## Excerpted records

-*-

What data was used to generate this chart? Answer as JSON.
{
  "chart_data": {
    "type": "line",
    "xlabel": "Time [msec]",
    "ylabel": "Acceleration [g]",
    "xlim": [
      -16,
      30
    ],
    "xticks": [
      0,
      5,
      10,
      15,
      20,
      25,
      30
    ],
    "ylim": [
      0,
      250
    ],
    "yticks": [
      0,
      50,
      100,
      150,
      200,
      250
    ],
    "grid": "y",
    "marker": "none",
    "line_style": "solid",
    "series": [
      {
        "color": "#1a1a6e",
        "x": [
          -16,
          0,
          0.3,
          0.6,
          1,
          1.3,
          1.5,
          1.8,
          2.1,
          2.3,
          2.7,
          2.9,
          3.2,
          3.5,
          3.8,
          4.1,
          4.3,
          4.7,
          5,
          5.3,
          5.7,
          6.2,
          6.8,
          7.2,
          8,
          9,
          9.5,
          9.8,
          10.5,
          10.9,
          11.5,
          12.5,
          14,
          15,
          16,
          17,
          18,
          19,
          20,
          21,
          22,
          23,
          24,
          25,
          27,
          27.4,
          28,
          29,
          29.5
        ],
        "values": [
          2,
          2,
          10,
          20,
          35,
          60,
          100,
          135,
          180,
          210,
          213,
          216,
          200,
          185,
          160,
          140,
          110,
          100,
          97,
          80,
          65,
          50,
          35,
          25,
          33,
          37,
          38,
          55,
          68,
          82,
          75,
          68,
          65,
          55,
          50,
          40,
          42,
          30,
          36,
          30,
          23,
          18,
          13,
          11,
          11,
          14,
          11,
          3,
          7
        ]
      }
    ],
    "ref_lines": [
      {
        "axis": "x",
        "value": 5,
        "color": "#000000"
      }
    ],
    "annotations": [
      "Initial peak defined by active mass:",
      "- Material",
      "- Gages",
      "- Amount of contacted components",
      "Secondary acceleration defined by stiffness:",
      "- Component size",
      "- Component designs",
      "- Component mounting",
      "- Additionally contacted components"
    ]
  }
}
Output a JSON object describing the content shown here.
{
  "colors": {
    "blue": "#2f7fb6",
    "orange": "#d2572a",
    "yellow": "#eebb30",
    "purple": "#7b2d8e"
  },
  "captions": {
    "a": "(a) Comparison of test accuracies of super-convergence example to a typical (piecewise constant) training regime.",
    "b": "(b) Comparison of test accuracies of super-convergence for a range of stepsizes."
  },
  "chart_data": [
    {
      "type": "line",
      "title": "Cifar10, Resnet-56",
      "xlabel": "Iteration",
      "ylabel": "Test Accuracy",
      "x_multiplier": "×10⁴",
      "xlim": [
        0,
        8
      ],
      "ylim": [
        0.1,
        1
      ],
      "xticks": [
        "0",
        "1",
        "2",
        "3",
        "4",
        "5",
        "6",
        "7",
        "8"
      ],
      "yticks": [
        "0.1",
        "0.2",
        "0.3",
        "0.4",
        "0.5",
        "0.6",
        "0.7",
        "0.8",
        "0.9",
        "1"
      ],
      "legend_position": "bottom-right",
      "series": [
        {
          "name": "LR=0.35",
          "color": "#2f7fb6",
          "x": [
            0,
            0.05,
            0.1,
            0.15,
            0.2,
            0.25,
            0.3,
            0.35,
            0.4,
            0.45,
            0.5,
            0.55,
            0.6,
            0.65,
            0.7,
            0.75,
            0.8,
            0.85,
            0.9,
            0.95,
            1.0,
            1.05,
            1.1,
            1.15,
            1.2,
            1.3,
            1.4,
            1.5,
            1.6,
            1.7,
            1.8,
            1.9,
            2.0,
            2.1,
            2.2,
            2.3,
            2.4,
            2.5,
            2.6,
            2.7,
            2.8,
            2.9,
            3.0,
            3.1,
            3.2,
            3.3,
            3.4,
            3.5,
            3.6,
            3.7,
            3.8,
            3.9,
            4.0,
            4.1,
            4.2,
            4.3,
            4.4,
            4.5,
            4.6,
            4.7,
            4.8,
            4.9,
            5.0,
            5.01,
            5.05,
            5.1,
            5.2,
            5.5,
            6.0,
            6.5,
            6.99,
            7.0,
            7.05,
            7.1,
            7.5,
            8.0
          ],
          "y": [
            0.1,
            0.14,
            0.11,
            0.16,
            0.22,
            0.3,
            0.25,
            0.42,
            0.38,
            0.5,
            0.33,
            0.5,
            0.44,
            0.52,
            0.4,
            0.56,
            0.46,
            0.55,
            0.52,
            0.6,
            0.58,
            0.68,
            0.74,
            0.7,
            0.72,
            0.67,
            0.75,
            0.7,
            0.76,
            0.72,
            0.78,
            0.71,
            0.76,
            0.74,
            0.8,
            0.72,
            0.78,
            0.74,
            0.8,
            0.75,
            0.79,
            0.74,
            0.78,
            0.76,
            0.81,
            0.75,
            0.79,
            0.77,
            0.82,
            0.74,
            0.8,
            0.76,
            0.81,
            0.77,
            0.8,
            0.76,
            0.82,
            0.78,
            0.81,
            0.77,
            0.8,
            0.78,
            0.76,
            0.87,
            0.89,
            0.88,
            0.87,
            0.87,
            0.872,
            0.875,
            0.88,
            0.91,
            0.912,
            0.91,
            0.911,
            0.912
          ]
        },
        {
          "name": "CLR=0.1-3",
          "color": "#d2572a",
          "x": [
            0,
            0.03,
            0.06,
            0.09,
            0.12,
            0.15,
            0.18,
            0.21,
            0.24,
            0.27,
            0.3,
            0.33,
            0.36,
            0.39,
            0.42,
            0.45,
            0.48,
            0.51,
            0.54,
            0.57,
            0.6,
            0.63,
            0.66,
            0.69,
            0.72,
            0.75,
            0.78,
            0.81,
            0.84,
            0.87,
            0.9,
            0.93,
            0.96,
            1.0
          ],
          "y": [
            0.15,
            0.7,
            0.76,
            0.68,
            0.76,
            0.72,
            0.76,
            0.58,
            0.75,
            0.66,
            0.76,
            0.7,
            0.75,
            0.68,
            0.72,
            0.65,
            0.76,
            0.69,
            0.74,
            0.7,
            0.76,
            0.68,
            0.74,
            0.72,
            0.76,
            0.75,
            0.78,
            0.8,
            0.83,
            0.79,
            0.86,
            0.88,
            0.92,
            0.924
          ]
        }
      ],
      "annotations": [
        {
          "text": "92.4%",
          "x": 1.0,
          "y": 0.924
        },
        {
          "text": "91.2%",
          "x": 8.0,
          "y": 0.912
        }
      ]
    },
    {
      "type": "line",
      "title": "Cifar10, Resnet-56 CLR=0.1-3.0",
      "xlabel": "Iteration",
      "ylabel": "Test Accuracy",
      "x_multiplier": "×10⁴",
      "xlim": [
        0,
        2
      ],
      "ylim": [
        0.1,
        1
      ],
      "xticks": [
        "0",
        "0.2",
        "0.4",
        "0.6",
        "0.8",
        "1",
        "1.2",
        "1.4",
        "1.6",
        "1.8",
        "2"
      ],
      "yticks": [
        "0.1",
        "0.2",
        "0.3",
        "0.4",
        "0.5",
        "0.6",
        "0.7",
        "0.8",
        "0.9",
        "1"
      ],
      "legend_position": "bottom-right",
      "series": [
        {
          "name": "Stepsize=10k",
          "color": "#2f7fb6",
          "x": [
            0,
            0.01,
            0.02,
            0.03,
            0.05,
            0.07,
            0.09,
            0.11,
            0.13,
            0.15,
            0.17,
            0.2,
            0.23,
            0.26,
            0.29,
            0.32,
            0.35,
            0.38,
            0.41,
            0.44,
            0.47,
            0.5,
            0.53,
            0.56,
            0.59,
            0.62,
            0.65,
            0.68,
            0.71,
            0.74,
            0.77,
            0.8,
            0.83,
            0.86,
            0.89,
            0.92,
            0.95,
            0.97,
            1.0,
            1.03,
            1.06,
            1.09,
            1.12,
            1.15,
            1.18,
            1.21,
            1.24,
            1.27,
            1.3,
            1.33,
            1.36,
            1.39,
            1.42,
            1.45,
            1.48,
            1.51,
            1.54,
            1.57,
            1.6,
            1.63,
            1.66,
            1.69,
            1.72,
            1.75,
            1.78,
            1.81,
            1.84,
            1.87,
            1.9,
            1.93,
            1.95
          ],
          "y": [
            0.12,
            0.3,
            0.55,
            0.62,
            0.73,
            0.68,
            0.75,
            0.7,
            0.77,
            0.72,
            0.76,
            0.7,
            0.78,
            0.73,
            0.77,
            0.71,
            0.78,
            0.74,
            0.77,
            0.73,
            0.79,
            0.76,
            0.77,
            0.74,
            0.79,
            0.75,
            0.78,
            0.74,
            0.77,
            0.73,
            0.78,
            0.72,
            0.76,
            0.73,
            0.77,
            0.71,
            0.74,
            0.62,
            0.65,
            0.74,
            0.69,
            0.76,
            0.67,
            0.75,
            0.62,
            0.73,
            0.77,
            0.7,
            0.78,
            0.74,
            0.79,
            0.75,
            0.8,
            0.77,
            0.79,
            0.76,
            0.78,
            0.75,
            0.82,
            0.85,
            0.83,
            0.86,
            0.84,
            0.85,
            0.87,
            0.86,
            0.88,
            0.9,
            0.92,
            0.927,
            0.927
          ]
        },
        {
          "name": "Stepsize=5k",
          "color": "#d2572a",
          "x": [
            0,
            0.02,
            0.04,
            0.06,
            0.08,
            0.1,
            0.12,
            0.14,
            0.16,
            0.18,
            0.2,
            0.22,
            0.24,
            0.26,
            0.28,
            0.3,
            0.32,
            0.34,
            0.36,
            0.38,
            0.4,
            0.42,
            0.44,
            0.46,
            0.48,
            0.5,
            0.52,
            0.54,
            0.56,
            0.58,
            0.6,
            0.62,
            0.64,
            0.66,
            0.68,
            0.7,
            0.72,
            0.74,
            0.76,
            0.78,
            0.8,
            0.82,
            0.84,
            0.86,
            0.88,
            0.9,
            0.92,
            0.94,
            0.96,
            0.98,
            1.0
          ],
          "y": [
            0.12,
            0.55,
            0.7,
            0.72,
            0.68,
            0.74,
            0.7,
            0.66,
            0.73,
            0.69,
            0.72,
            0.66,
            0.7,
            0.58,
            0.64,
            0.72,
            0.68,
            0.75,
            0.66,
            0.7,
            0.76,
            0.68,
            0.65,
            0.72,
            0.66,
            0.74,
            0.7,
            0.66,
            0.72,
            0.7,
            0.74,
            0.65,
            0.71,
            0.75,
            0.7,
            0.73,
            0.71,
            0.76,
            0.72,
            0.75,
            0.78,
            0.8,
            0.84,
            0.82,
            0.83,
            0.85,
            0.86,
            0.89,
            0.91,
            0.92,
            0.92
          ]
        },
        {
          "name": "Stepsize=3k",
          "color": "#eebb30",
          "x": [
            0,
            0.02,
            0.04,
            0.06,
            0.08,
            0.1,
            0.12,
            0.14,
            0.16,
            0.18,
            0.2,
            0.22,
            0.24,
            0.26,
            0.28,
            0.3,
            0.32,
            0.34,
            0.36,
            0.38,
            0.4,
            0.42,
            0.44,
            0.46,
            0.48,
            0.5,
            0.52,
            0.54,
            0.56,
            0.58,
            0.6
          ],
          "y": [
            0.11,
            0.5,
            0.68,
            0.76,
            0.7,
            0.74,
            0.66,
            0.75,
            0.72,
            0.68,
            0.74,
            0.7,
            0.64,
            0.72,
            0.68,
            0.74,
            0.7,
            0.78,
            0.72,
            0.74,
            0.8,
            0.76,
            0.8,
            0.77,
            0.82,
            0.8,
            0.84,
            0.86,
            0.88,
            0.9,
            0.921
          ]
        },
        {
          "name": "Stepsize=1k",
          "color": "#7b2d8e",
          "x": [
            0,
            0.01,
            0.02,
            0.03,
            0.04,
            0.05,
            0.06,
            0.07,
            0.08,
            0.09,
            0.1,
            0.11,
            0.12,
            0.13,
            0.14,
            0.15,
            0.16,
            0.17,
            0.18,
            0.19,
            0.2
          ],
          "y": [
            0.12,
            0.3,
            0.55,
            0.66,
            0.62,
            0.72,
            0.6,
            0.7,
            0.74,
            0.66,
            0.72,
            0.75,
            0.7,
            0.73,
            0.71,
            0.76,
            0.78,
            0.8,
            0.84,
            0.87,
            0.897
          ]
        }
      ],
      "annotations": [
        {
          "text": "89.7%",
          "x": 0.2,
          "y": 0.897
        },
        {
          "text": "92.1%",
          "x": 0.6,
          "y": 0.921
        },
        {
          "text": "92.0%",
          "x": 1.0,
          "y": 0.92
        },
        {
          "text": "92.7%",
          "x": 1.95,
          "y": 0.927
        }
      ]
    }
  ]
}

-*-

## Short problem
State how many lines of the records above contain "name", with no words besides the number.

## The completed task
6